▸ Records
* BEGIN *

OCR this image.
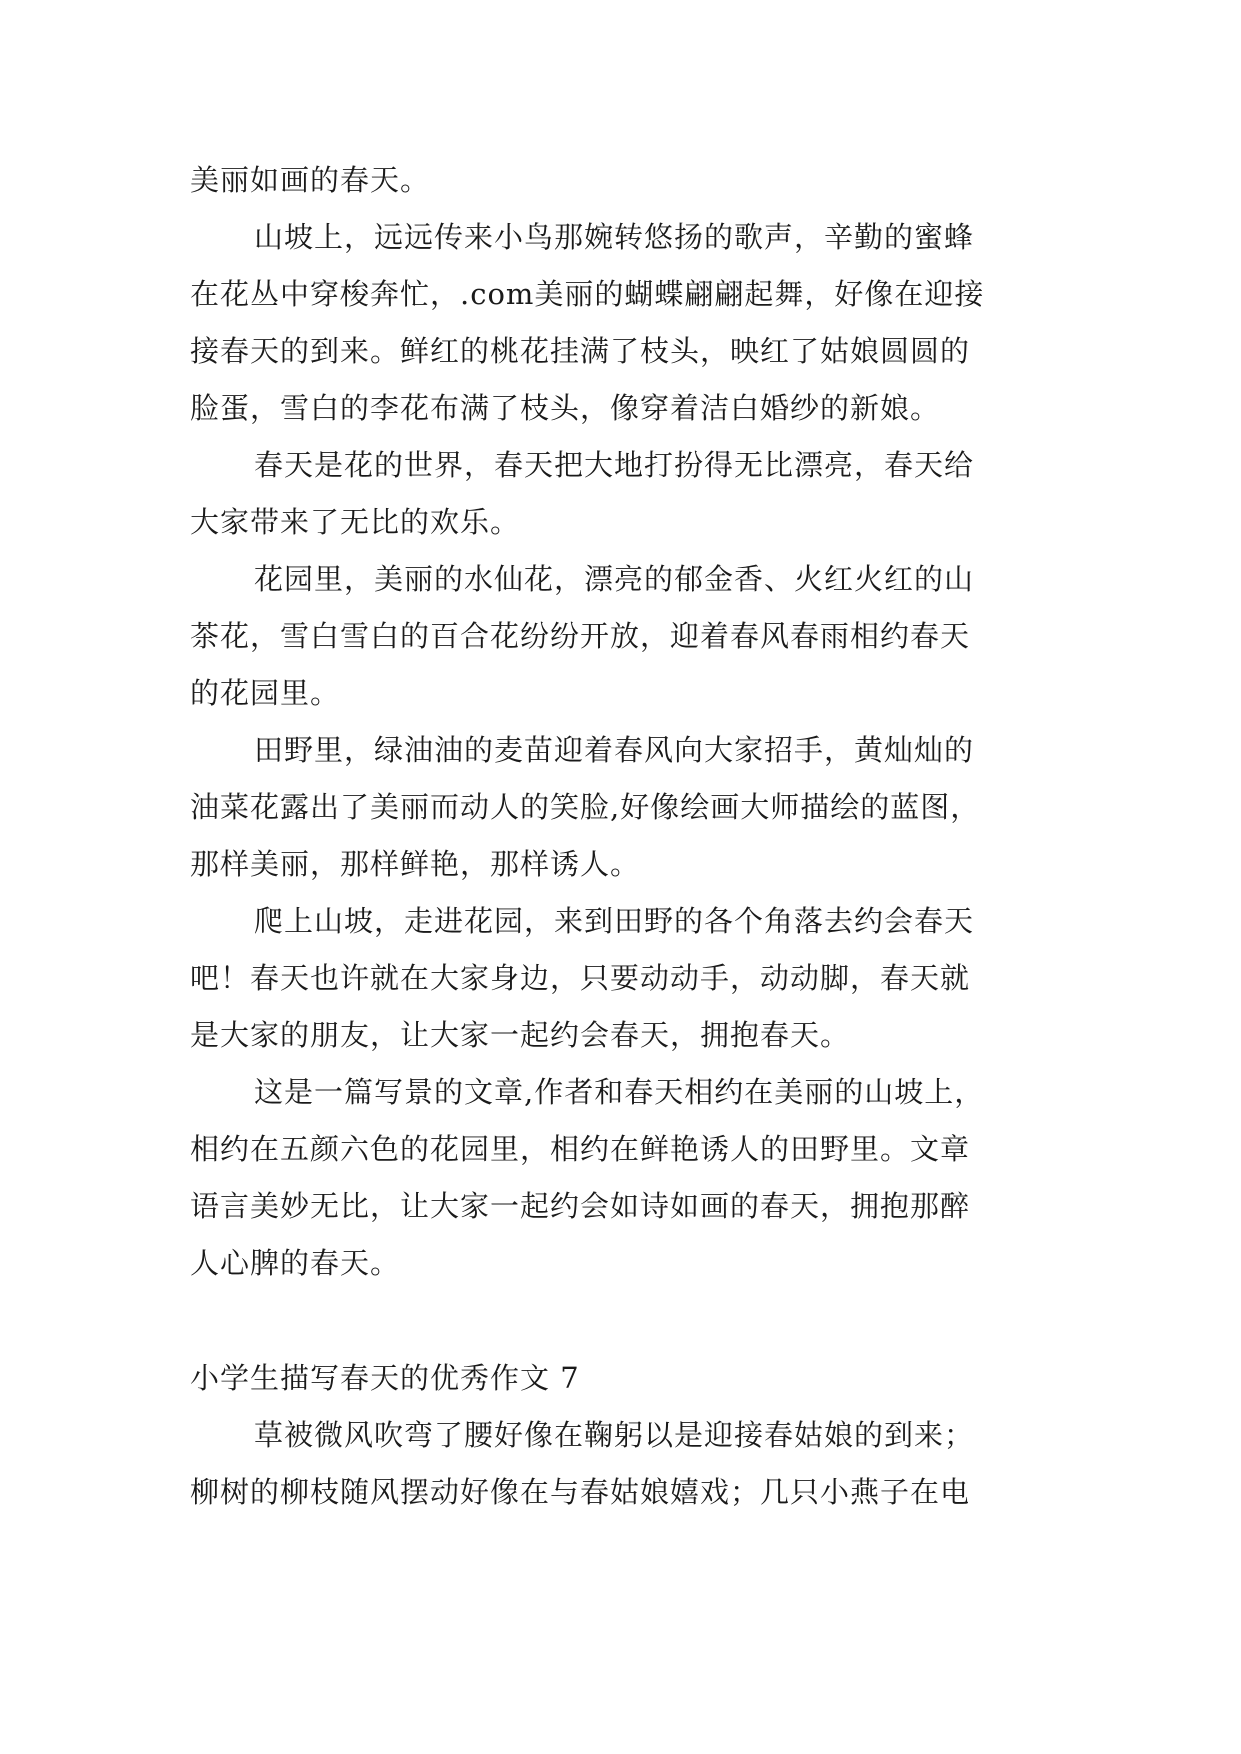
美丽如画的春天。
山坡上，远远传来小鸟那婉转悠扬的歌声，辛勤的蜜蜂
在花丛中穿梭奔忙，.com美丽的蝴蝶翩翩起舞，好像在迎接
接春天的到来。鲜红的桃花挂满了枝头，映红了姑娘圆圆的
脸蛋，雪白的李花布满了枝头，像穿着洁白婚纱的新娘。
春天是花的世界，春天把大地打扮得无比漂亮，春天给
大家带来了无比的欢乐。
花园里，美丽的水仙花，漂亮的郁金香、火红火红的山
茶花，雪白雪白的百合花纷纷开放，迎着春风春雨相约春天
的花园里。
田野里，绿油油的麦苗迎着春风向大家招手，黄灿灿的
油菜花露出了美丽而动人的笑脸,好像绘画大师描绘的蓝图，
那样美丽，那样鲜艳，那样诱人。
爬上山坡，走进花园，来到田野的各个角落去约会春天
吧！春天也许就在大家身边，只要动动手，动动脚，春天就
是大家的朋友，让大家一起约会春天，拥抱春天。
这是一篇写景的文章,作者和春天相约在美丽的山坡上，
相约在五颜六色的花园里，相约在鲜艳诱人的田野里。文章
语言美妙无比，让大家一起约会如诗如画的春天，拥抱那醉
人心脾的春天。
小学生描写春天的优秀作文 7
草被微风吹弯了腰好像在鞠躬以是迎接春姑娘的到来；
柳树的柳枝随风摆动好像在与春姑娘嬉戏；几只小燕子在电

* END *
* BEGIN *

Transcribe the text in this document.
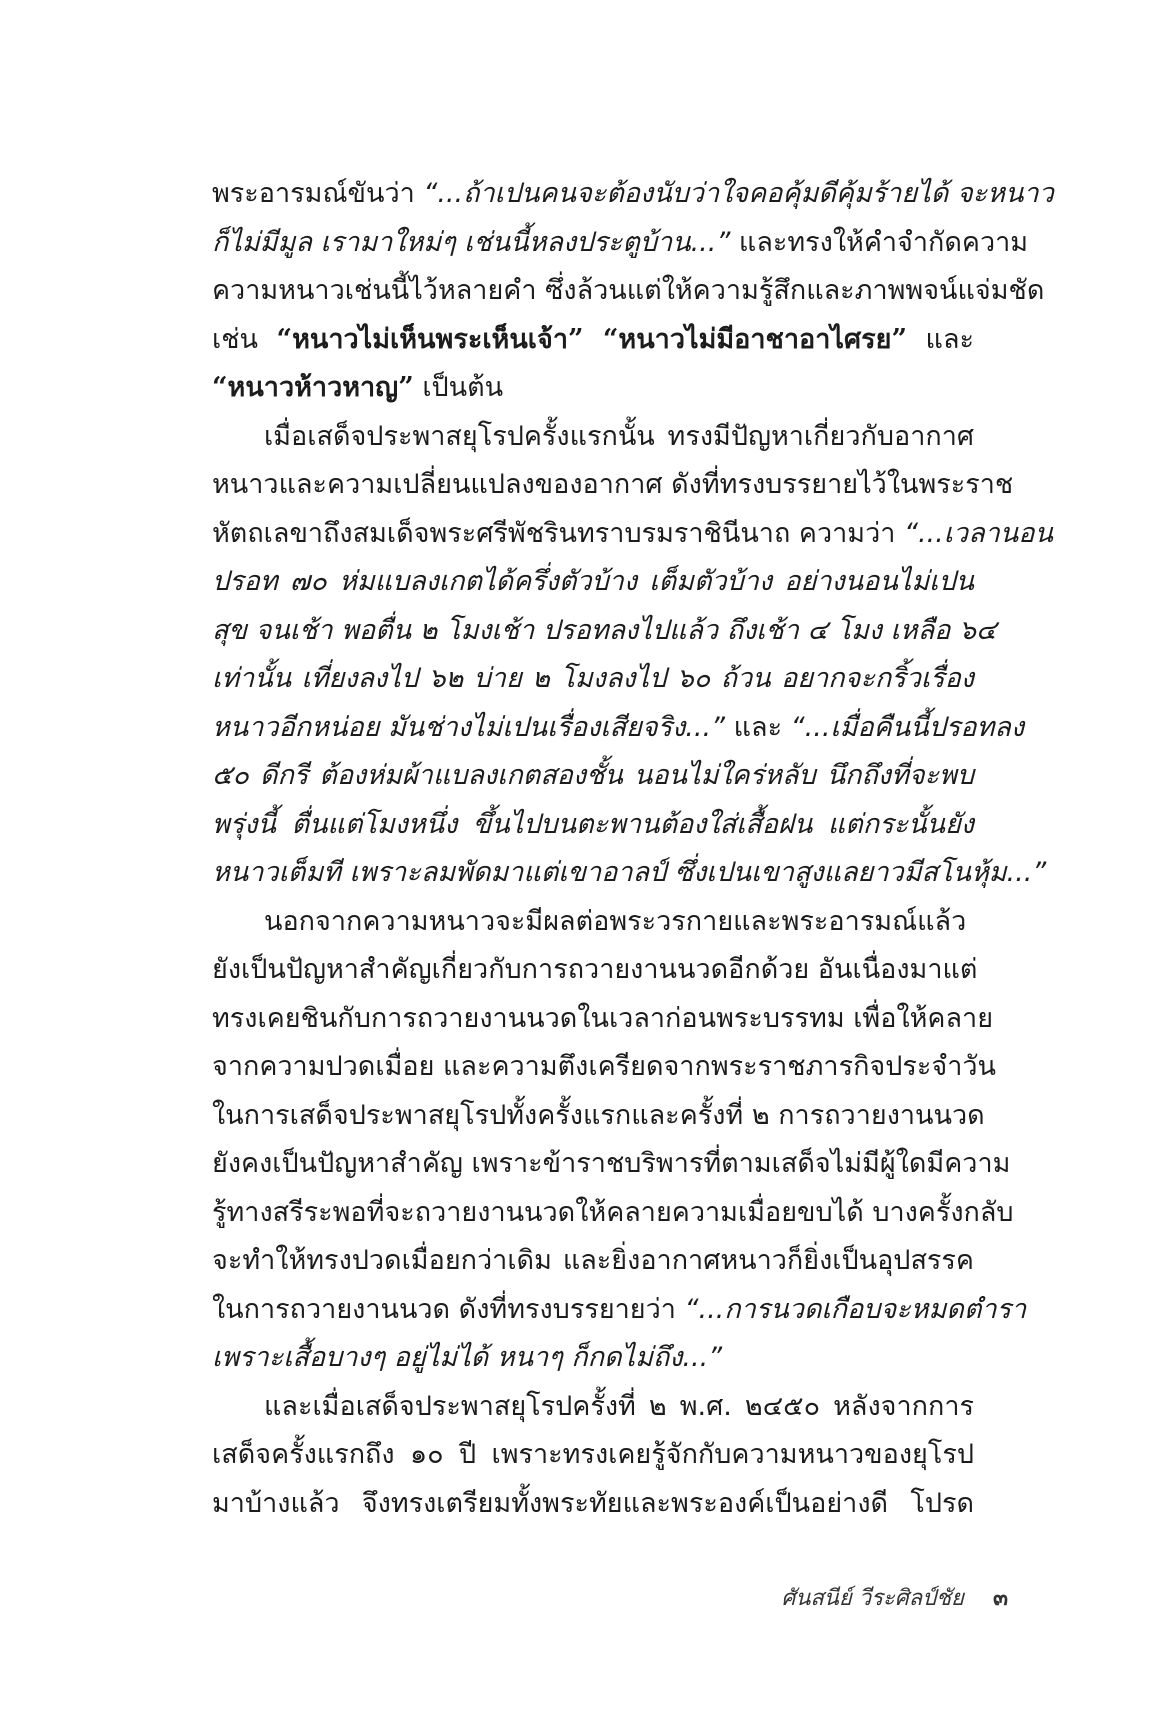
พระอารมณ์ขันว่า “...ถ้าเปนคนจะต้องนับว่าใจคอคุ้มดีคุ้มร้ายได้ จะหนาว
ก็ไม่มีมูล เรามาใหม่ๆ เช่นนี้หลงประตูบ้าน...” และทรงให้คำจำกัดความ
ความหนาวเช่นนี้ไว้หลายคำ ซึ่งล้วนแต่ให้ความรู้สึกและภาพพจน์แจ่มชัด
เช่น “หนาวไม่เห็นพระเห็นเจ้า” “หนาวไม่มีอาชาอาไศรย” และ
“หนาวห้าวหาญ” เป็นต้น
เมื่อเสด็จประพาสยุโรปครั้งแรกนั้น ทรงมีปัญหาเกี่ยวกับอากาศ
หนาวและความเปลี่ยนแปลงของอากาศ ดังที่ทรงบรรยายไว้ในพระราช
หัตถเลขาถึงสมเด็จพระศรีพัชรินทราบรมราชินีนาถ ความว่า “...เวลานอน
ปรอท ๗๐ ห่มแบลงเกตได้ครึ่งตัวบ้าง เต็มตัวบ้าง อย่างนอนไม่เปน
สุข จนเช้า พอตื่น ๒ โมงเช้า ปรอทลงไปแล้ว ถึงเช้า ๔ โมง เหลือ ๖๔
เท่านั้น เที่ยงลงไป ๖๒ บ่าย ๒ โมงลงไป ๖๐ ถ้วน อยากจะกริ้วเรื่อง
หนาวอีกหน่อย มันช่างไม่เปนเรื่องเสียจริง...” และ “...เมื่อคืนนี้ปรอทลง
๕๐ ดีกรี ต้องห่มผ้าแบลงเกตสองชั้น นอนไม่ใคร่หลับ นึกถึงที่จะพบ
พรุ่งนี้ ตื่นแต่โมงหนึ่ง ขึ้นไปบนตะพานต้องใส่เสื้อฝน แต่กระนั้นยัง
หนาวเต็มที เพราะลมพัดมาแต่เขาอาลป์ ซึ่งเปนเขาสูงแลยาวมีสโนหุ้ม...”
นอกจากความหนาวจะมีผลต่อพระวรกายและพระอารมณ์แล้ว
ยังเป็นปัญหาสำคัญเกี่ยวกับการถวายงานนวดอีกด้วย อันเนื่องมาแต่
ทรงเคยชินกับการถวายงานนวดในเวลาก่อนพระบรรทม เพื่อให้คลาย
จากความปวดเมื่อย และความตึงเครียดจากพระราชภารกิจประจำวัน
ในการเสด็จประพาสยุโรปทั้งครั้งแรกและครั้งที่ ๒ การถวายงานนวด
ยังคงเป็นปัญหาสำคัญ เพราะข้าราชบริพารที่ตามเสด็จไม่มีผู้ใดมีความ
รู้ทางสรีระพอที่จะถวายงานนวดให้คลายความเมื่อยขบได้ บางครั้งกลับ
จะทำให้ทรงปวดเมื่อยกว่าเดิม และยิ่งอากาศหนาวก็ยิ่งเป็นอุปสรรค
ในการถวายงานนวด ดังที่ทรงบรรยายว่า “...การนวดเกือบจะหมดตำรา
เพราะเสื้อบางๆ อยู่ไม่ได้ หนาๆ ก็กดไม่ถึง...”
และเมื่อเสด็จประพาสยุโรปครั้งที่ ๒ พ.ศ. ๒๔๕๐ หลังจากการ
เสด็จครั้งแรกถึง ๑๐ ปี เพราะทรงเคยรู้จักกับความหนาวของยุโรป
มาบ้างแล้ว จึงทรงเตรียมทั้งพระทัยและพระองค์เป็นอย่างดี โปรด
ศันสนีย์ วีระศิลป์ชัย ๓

* END *
* BEGIN *

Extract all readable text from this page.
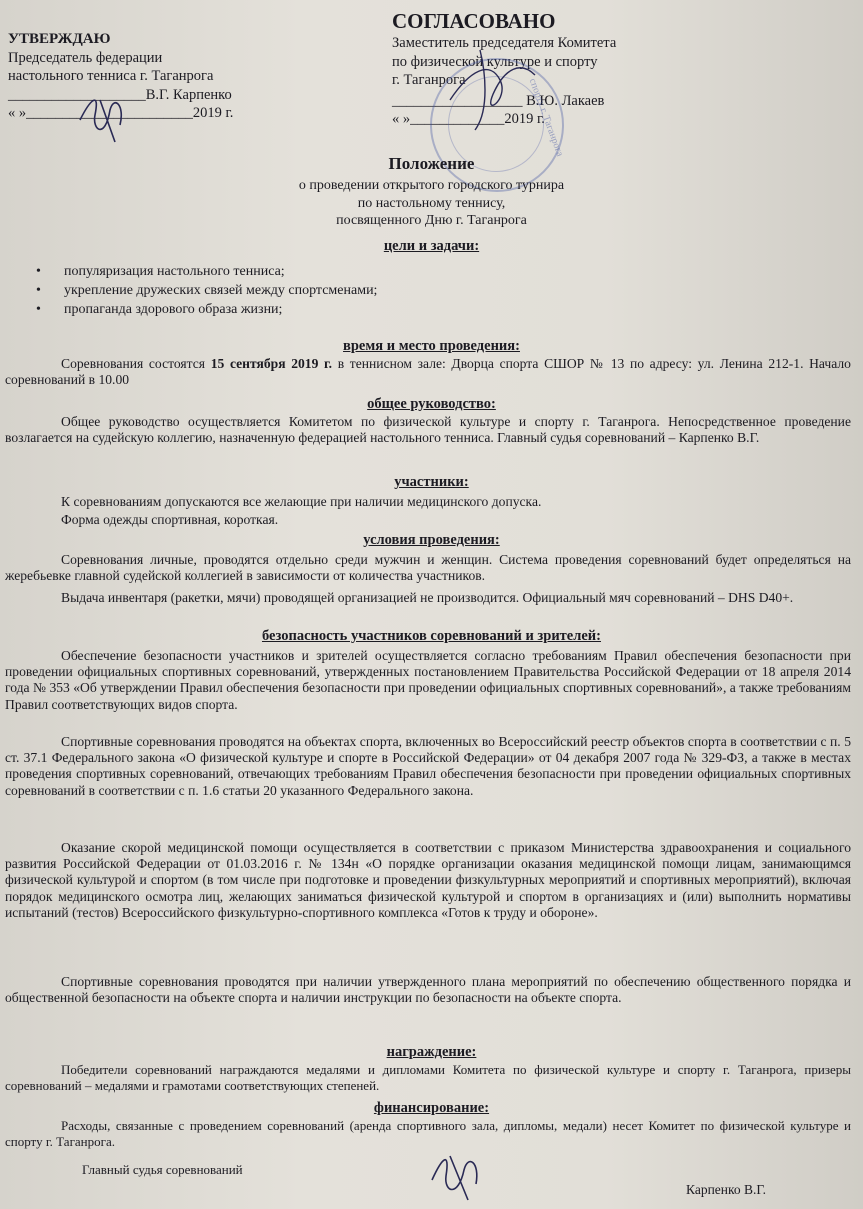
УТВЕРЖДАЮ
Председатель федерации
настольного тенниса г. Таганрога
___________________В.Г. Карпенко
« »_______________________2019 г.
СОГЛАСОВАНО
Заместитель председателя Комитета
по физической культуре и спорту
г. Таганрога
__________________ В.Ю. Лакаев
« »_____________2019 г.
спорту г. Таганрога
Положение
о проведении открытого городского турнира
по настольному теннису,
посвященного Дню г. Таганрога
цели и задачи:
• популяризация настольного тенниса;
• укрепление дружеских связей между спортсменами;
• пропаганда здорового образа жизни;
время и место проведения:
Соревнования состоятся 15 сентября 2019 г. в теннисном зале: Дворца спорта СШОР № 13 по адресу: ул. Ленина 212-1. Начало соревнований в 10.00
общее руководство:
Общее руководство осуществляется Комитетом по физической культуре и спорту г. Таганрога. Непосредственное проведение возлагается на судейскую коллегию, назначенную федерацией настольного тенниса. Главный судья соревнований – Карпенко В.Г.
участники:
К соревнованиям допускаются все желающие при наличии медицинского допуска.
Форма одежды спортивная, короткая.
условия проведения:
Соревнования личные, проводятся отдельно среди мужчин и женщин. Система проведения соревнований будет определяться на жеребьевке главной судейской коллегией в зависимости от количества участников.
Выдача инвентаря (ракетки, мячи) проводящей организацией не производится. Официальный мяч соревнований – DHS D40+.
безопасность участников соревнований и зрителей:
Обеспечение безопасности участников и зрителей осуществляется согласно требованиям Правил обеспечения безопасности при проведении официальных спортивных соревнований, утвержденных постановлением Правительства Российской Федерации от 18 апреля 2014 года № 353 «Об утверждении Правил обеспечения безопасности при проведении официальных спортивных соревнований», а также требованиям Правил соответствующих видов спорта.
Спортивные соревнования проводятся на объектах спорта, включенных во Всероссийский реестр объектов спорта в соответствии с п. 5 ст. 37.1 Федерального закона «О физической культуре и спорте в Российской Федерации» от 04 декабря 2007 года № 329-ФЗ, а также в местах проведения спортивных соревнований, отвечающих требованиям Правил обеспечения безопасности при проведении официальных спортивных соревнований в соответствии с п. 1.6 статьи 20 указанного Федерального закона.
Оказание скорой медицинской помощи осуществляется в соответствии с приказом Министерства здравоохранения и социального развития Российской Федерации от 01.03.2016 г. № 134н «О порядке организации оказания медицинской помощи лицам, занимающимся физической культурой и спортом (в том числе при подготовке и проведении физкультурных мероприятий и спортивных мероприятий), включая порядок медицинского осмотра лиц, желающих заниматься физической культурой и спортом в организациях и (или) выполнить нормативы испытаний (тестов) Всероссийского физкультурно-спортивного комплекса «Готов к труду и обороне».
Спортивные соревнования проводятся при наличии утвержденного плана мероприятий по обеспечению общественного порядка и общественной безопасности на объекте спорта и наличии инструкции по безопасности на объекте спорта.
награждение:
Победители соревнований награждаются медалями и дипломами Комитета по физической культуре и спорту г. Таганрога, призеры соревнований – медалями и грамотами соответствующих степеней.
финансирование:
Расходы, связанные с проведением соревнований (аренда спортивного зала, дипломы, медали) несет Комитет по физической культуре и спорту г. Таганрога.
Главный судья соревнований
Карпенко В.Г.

* END *

Go through the listing above and return every line where the word "จประพาสย" occurs.

▸ Response to the task
เมื่อเสด็จประพาสยุโรปครั้งแรกนั้น ทรงมีปัญหาเกี่ยวกับอากาศ
ในการเสด็จประพาสยุโรปทั้งครั้งแรกและครั้งที่ ๒ การถวายงานนวด
และเมื่อเสด็จประพาสยุโรปครั้งที่ ๒ พ.ศ. ๒๔๕๐ หลังจากการ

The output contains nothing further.